Problem statement.
Pictures in the data below are not part of the copy; transcribe everything else exactly.

= = = = =

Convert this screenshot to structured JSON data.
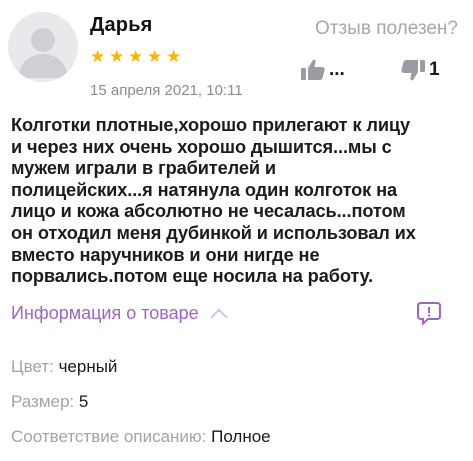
{
  "review": {
    "author": "Дарья",
    "rating": 5,
    "date": "15 апреля 2021, 10:11",
    "helpful_question": "Отзыв полезен?",
    "likes": "...",
    "dislikes": "1",
    "text": "Колготки плотные,хорошо прилегают к лицу\nи через них очень хорошо дышится...мы с\nмужем играли в грабителей  и\nполицейских...я натянула один колготок на\nлицо и кожа абсолютно не чесалась...потом\nон отходил меня дубинкой и использовал их\nвместо наручников и они нигде не\nпорвались.потом еще носила на работу.",
    "product_info_label": "Информация о товаре",
    "attributes": {
      "color_label": "Цвет:",
      "color_value": "черный",
      "size_label": "Размер:",
      "size_value": "5",
      "match_label": "Соответствие описанию:",
      "match_value": "Полное"
    }
  },
  "colors": {
    "stars": "#ffb400",
    "link": "#a063c9",
    "muted": "#a6a6ae"
  },
  "icons": {
    "avatar": "user-placeholder-icon",
    "like": "thumbs-up-icon",
    "dislike": "thumbs-down-icon",
    "comment": "comment-icon",
    "chevron": "chevron-up-icon"
  }
}
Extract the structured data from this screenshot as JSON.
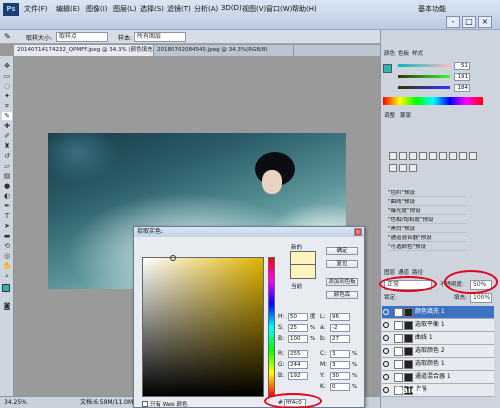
{
  "app": {
    "menu": [
      "文件(F)",
      "编辑(E)",
      "图像(I)",
      "图层(L)",
      "选择(S)",
      "滤镜(T)",
      "分析(A)",
      "3D(D)",
      "视图(V)",
      "窗口(W)",
      "帮助(H)"
    ],
    "workspace": "基本功能",
    "window_controls": [
      "-",
      "□",
      "×"
    ]
  },
  "options": {
    "sample_size_label": "取样大小:",
    "sample_size_value": "取样点",
    "sample_label": "样本:",
    "sample_value": "所有图层"
  },
  "tabs": [
    {
      "label": "20140714174232_QPMFF.jpeg @ 34.3% (颜色填充 1, RGB/8) *",
      "active": true
    },
    {
      "label": "20180702084545.jpeg @ 34.3%(RGB/8)",
      "active": false
    }
  ],
  "status": {
    "zoom": "34.25%",
    "doc": "文档:6.59M/11.0M"
  },
  "panels": {
    "color_tabs": [
      "颜色",
      "色板",
      "样式"
    ],
    "color_values": [
      "51",
      "191",
      "184"
    ],
    "adjust_tabs": [
      "调整",
      "蒙版"
    ],
    "presets": [
      "\"色阶\"预设",
      "\"曲线\"预设",
      "\"曝光度\"预设",
      "\"色相/饱和度\"预设",
      "\"黑白\"预设",
      "\"通道混合器\"预设",
      "\"可选颜色\"预设"
    ],
    "layer_tabs": [
      "图层",
      "通道",
      "路径"
    ],
    "blend_mode": "正常",
    "opacity_label": "不透明度:",
    "opacity": "50%",
    "fill_label": "填充:",
    "fill": "100%",
    "lock_label": "锁定:",
    "layers": [
      {
        "name": "颜色填充 1",
        "selected": true
      },
      {
        "name": "选取平衡 1",
        "selected": false
      },
      {
        "name": "曲线 1",
        "selected": false
      },
      {
        "name": "选取颜色 2",
        "selected": false
      },
      {
        "name": "选取颜色 1",
        "selected": false
      },
      {
        "name": "通道混合器 1",
        "selected": false
      },
      {
        "name": "背景",
        "selected": false
      }
    ]
  },
  "dialog": {
    "title": "拾取实色:",
    "new_label": "新的",
    "current_label": "当前",
    "buttons": {
      "ok": "确定",
      "cancel": "复位",
      "add_swatch": "添加到色板",
      "libraries": "颜色库"
    },
    "hsb": [
      {
        "label": "H:",
        "value": "50",
        "unit": "度"
      },
      {
        "label": "S:",
        "value": "25",
        "unit": "%"
      },
      {
        "label": "B:",
        "value": "100",
        "unit": "%"
      }
    ],
    "rgb": [
      {
        "label": "R:",
        "value": "255"
      },
      {
        "label": "G:",
        "value": "244"
      },
      {
        "label": "B:",
        "value": "192"
      }
    ],
    "lab": [
      {
        "label": "L:",
        "value": "96"
      },
      {
        "label": "a:",
        "value": "-2"
      },
      {
        "label": "b:",
        "value": "27"
      }
    ],
    "cmyk": [
      {
        "label": "C:",
        "value": "3",
        "unit": "%"
      },
      {
        "label": "M:",
        "value": "3",
        "unit": "%"
      },
      {
        "label": "Y:",
        "value": "30",
        "unit": "%"
      },
      {
        "label": "K:",
        "value": "0",
        "unit": "%"
      }
    ],
    "web_only_label": "只有 Web 颜色",
    "hex_label": "#",
    "hex_value": "fff4c0"
  },
  "colors": {
    "picked": "#fff4c0",
    "foreground": "#2bb6b3",
    "highlight": "#e3001b",
    "selection": "#3b73c2"
  },
  "watermark": "Baidu"
}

= = = = =

Output for this task.
Convert this screenshot to structured JSON data.
{
  "review": {
    "author": "Дарья",
    "rating": 5,
    "date": "15 апреля 2021, 10:11",
    "helpful_question": "Отзыв полезен?",
    "likes": "...",
    "dislikes": "1",
    "text": "Колготки плотные,хорошо прилегают к лицу\nи через них очень хорошо дышится...мы с\nмужем играли в грабителей  и\nполицейских...я натянула один колготок на\nлицо и кожа абсолютно не чесалась...потом\nон отходил меня дубинкой и использовал их\nвместо наручников и они нигде не\nпорвались.потом еще носила на работу.",
    "product_info_label": "Информация о товаре",
    "attributes": {
      "color_label": "Цвет:",
      "color_value": "черный",
      "size_label": "Размер:",
      "size_value": "5",
      "match_label": "Соответствие описанию:",
      "match_value": "Полное"
    }
  },
  "colors": {
    "stars": "#ffb400",
    "link": "#a063c9",
    "muted": "#a6a6ae"
  },
  "icons": {
    "avatar": "user-placeholder-icon",
    "like": "thumbs-up-icon",
    "dislike": "thumbs-down-icon",
    "comment": "comment-icon",
    "chevron": "chevron-up-icon"
  }
}
Extract the structured data from this screenshot as JSON.
{
  "app": {
    "menu": [
      "文件(F)",
      "编辑(E)",
      "图像(I)",
      "图层(L)",
      "选择(S)",
      "滤镜(T)",
      "分析(A)",
      "3D(D)",
      "视图(V)",
      "窗口(W)",
      "帮助(H)"
    ],
    "workspace": "基本功能",
    "window_controls": [
      "-",
      "□",
      "×"
    ]
  },
  "options": {
    "sample_size_label": "取样大小:",
    "sample_size_value": "取样点",
    "sample_label": "样本:",
    "sample_value": "所有图层"
  },
  "tabs": [
    {
      "label": "20140714174232_QPMFF.jpeg @ 34.3% (颜色填充 1, RGB/8) *",
      "active": true
    },
    {
      "label": "20180702084545.jpeg @ 34.3%(RGB/8)",
      "active": false
    }
  ],
  "status": {
    "zoom": "34.25%",
    "doc": "文档:6.59M/11.0M"
  },
  "panels": {
    "color_tabs": [
      "颜色",
      "色板",
      "样式"
    ],
    "color_values": [
      "51",
      "191",
      "184"
    ],
    "adjust_tabs": [
      "调整",
      "蒙版"
    ],
    "presets": [
      "\"色阶\"预设",
      "\"曲线\"预设",
      "\"曝光度\"预设",
      "\"色相/饱和度\"预设",
      "\"黑白\"预设",
      "\"通道混合器\"预设",
      "\"可选颜色\"预设"
    ],
    "layer_tabs": [
      "图层",
      "通道",
      "路径"
    ],
    "blend_mode": "正常",
    "opacity_label": "不透明度:",
    "opacity": "50%",
    "fill_label": "填充:",
    "fill": "100%",
    "lock_label": "锁定:",
    "layers": [
      {
        "name": "颜色填充 1",
        "selected": true
      },
      {
        "name": "选取平衡 1",
        "selected": false
      },
      {
        "name": "曲线 1",
        "selected": false
      },
      {
        "name": "选取颜色 2",
        "selected": false
      },
      {
        "name": "选取颜色 1",
        "selected": false
      },
      {
        "name": "通道混合器 1",
        "selected": false
      },
      {
        "name": "背景",
        "selected": false
      }
    ]
  },
  "dialog": {
    "title": "拾取实色:",
    "new_label": "新的",
    "current_label": "当前",
    "buttons": {
      "ok": "确定",
      "cancel": "复位",
      "add_swatch": "添加到色板",
      "libraries": "颜色库"
    },
    "hsb": [
      {
        "label": "H:",
        "value": "50",
        "unit": "度"
      },
      {
        "label": "S:",
        "value": "25",
        "unit": "%"
      },
      {
        "label": "B:",
        "value": "100",
        "unit": "%"
      }
    ],
    "rgb": [
      {
        "label": "R:",
        "value": "255"
      },
      {
        "label": "G:",
        "value": "244"
      },
      {
        "label": "B:",
        "value": "192"
      }
    ],
    "lab": [
      {
        "label": "L:",
        "value": "96"
      },
      {
        "label": "a:",
        "value": "-2"
      },
      {
        "label": "b:",
        "value": "27"
      }
    ],
    "cmyk": [
      {
        "label": "C:",
        "value": "3",
        "unit": "%"
      },
      {
        "label": "M:",
        "value": "3",
        "unit": "%"
      },
      {
        "label": "Y:",
        "value": "30",
        "unit": "%"
      },
      {
        "label": "K:",
        "value": "0",
        "unit": "%"
      }
    ],
    "web_only_label": "只有 Web 颜色",
    "hex_label": "#",
    "hex_value": "fff4c0"
  },
  "colors": {
    "picked": "#fff4c0",
    "foreground": "#2bb6b3",
    "highlight": "#e3001b",
    "selection": "#3b73c2"
  },
  "watermark": "Baidu"
}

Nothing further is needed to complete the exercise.